Aim of the task :: Report the number of lines that include "Pacific", with no additional text.

□ □ □ □ □ □ □

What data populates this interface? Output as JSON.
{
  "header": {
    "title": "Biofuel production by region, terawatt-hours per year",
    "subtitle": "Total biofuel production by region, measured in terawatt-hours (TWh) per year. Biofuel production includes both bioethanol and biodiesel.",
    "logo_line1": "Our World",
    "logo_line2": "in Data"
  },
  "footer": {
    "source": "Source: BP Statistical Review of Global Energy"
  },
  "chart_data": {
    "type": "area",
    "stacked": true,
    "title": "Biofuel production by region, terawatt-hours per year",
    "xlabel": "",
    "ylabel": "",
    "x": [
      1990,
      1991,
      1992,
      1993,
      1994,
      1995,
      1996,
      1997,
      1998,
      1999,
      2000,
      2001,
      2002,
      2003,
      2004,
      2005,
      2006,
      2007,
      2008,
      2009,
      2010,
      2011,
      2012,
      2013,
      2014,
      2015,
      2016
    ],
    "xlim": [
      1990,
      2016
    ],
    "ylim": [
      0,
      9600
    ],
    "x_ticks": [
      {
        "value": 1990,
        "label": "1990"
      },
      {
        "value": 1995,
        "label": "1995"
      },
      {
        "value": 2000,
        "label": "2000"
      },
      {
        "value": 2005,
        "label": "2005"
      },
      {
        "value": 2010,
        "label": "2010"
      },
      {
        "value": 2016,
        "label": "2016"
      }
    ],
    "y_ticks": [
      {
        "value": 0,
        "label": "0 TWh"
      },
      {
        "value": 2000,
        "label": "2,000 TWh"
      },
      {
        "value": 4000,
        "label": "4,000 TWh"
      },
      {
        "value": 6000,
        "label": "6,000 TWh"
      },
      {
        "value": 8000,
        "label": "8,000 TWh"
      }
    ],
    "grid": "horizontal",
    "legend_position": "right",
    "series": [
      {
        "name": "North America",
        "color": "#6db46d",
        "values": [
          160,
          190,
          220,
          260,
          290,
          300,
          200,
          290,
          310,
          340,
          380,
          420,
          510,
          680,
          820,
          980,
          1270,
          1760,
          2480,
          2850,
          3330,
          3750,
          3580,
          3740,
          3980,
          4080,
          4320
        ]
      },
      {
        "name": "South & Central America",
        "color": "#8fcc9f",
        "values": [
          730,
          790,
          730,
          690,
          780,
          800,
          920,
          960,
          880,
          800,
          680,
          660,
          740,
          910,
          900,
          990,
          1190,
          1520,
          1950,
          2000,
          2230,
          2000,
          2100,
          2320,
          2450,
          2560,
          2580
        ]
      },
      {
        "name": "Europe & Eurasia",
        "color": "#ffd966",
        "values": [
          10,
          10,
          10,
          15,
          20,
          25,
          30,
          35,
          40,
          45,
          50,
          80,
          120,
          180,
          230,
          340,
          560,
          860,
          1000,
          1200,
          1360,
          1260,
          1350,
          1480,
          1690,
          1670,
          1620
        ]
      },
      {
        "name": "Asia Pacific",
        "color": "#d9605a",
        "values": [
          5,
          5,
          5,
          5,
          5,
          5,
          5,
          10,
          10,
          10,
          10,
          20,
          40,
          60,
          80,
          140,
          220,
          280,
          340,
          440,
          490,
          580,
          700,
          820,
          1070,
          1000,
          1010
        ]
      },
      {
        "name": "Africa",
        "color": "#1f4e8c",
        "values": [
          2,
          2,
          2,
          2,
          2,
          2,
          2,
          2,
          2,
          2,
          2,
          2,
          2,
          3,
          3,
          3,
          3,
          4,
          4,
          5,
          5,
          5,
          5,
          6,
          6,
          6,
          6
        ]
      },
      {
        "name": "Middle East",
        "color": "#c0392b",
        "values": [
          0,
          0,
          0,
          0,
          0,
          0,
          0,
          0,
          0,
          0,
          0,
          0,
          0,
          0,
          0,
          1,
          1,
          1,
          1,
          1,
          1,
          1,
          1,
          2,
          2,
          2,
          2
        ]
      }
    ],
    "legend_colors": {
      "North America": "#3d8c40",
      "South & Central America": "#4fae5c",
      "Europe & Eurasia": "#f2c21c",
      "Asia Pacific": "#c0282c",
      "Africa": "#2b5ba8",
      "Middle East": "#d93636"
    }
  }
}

□ □ □ □ □ □ □

Exercise solution :: 2